---------- DATA

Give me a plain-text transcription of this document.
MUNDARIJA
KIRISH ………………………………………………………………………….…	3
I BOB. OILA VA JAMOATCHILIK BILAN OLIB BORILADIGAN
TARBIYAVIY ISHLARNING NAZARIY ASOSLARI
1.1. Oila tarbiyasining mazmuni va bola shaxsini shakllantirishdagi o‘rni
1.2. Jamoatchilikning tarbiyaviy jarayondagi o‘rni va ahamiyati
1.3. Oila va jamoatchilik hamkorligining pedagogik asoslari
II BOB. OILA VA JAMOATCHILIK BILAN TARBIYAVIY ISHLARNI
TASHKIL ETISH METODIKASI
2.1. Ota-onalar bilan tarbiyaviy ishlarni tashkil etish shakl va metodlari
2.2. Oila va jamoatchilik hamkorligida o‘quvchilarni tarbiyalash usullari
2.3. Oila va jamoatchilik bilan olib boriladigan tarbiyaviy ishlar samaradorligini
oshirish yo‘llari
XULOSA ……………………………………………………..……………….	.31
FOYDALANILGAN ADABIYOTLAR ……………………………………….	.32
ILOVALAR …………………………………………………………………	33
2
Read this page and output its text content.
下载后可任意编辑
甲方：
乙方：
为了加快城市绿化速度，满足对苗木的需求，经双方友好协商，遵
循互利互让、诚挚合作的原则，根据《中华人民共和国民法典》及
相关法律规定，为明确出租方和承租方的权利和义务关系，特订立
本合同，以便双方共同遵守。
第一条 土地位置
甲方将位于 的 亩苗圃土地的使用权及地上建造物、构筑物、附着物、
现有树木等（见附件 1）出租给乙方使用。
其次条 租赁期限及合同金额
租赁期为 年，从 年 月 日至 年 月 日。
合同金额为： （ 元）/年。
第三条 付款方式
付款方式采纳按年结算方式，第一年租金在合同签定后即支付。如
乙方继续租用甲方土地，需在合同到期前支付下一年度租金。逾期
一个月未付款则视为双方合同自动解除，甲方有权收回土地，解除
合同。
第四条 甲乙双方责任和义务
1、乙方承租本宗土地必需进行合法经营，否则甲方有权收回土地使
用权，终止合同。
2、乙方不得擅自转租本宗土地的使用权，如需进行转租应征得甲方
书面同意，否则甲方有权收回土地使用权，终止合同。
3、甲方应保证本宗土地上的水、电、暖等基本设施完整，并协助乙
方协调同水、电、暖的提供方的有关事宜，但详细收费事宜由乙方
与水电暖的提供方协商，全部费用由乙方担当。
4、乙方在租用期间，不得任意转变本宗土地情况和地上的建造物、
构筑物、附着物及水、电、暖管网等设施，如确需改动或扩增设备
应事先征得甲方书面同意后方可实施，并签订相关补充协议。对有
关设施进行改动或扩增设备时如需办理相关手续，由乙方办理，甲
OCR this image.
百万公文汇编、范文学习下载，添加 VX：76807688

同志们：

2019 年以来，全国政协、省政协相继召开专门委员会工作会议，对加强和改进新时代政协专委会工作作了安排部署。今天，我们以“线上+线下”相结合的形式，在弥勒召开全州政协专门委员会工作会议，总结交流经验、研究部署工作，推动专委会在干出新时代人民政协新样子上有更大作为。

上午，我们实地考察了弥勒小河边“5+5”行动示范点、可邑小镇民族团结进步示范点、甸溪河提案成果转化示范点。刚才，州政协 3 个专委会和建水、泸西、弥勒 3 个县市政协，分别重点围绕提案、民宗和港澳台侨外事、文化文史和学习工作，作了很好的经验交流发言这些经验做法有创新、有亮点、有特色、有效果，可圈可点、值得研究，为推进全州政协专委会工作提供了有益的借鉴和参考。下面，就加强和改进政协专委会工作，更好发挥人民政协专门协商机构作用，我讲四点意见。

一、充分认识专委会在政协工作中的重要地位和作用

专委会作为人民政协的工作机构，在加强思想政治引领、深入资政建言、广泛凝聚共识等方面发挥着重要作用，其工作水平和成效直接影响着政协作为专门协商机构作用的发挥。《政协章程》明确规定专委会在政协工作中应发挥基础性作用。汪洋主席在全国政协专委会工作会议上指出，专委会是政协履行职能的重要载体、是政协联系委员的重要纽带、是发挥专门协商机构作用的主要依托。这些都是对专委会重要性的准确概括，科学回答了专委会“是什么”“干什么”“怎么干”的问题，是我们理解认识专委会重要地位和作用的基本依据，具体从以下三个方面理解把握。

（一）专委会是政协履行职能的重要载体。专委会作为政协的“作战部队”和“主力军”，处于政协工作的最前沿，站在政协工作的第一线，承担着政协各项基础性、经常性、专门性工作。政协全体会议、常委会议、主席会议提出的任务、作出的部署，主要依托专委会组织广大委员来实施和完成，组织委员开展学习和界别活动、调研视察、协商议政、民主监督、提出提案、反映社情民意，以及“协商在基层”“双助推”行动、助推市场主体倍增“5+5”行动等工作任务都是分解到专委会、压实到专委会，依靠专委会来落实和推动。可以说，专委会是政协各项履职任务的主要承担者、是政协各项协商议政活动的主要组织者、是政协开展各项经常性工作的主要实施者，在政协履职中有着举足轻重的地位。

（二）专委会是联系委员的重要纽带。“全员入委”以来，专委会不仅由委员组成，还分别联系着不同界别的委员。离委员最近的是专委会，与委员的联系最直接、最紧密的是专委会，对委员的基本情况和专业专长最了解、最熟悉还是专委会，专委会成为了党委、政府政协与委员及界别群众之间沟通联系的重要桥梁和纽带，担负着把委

--------------------

=== THE TASK ===
Please set down all the data word for word.

=== EXPECTED ANSWER ===
Give me a plain-text transcription of this document.
MUNDARIJA
KIRISH ………………………………………………………………………….…	3
I BOB. OILA VA JAMOATCHILIK BILAN OLIB BORILADIGAN
TARBIYAVIY ISHLARNING NAZARIY ASOSLARI
1.1. Oila tarbiyasining mazmuni va bola shaxsini shakllantirishdagi o‘rni
1.2. Jamoatchilikning tarbiyaviy jarayondagi o‘rni va ahamiyati
1.3. Oila va jamoatchilik hamkorligining pedagogik asoslari
II BOB. OILA VA JAMOATCHILIK BILAN TARBIYAVIY ISHLARNI
TASHKIL ETISH METODIKASI
2.1. Ota-onalar bilan tarbiyaviy ishlarni tashkil etish shakl va metodlari
2.2. Oila va jamoatchilik hamkorligida o‘quvchilarni tarbiyalash usullari
2.3. Oila va jamoatchilik bilan olib boriladigan tarbiyaviy ishlar samaradorligini
oshirish yo‘llari
XULOSA ……………………………………………………..……………….	.31
FOYDALANILGAN ADABIYOTLAR ……………………………………….	.32
ILOVALAR …………………………………………………………………	33
2
Read this page and output its text content.
下载后可任意编辑
甲方：
乙方：
为了加快城市绿化速度，满足对苗木的需求，经双方友好协商，遵
循互利互让、诚挚合作的原则，根据《中华人民共和国民法典》及
相关法律规定，为明确出租方和承租方的权利和义务关系，特订立
本合同，以便双方共同遵守。
第一条 土地位置
甲方将位于 的 亩苗圃土地的使用权及地上建造物、构筑物、附着物、
现有树木等（见附件 1）出租给乙方使用。
其次条 租赁期限及合同金额
租赁期为 年，从 年 月 日至 年 月 日。
合同金额为： （ 元）/年。
第三条 付款方式
付款方式采纳按年结算方式，第一年租金在合同签定后即支付。如
乙方继续租用甲方土地，需在合同到期前支付下一年度租金。逾期
一个月未付款则视为双方合同自动解除，甲方有权收回土地，解除
合同。
第四条 甲乙双方责任和义务
1、乙方承租本宗土地必需进行合法经营，否则甲方有权收回土地使
用权，终止合同。
2、乙方不得擅自转租本宗土地的使用权，如需进行转租应征得甲方
书面同意，否则甲方有权收回土地使用权，终止合同。
3、甲方应保证本宗土地上的水、电、暖等基本设施完整，并协助乙
方协调同水、电、暖的提供方的有关事宜，但详细收费事宜由乙方
与水电暖的提供方协商，全部费用由乙方担当。
4、乙方在租用期间，不得任意转变本宗土地情况和地上的建造物、
构筑物、附着物及水、电、暖管网等设施，如确需改动或扩增设备
应事先征得甲方书面同意后方可实施，并签订相关补充协议。对有
关设施进行改动或扩增设备时如需办理相关手续，由乙方办理，甲
OCR this image.
百万公文汇编、范文学习下载，添加 VX：76807688

同志们：

2019 年以来，全国政协、省政协相继召开专门委员会工作会议，对加强和改进新时代政协专委会工作作了安排部署。今天，我们以“线上+线下”相结合的形式，在弥勒召开全州政协专门委员会工作会议，总结交流经验、研究部署工作，推动专委会在干出新时代人民政协新样子上有更大作为。

上午，我们实地考察了弥勒小河边“5+5”行动示范点、可邑小镇民族团结进步示范点、甸溪河提案成果转化示范点。刚才，州政协 3 个专委会和建水、泸西、弥勒 3 个县市政协，分别重点围绕提案、民宗和港澳台侨外事、文化文史和学习工作，作了很好的经验交流发言这些经验做法有创新、有亮点、有特色、有效果，可圈可点、值得研究，为推进全州政协专委会工作提供了有益的借鉴和参考。下面，就加强和改进政协专委会工作，更好发挥人民政协专门协商机构作用，我讲四点意见。

一、充分认识专委会在政协工作中的重要地位和作用

专委会作为人民政协的工作机构，在加强思想政治引领、深入资政建言、广泛凝聚共识等方面发挥着重要作用，其工作水平和成效直接影响着政协作为专门协商机构作用的发挥。《政协章程》明确规定专委会在政协工作中应发挥基础性作用。汪洋主席在全国政协专委会工作会议上指出，专委会是政协履行职能的重要载体、是政协联系委员的重要纽带、是发挥专门协商机构作用的主要依托。这些都是对专委会重要性的准确概括，科学回答了专委会“是什么”“干什么”“怎么干”的问题，是我们理解认识专委会重要地位和作用的基本依据，具体从以下三个方面理解把握。

（一）专委会是政协履行职能的重要载体。专委会作为政协的“作战部队”和“主力军”，处于政协工作的最前沿，站在政协工作的第一线，承担着政协各项基础性、经常性、专门性工作。政协全体会议、常委会议、主席会议提出的任务、作出的部署，主要依托专委会组织广大委员来实施和完成，组织委员开展学习和界别活动、调研视察、协商议政、民主监督、提出提案、反映社情民意，以及“协商在基层”“双助推”行动、助推市场主体倍增“5+5”行动等工作任务都是分解到专委会、压实到专委会，依靠专委会来落实和推动。可以说，专委会是政协各项履职任务的主要承担者、是政协各项协商议政活动的主要组织者、是政协开展各项经常性工作的主要实施者，在政协履职中有着举足轻重的地位。

（二）专委会是联系委员的重要纽带。“全员入委”以来，专委会不仅由委员组成，还分别联系着不同界别的委员。离委员最近的是专委会，与委员的联系最直接、最紧密的是专委会，对委员的基本情况和专业专长最了解、最熟悉还是专委会，专委会成为了党委、政府政协与委员及界别群众之间沟通联系的重要桥梁和纽带，担负着把委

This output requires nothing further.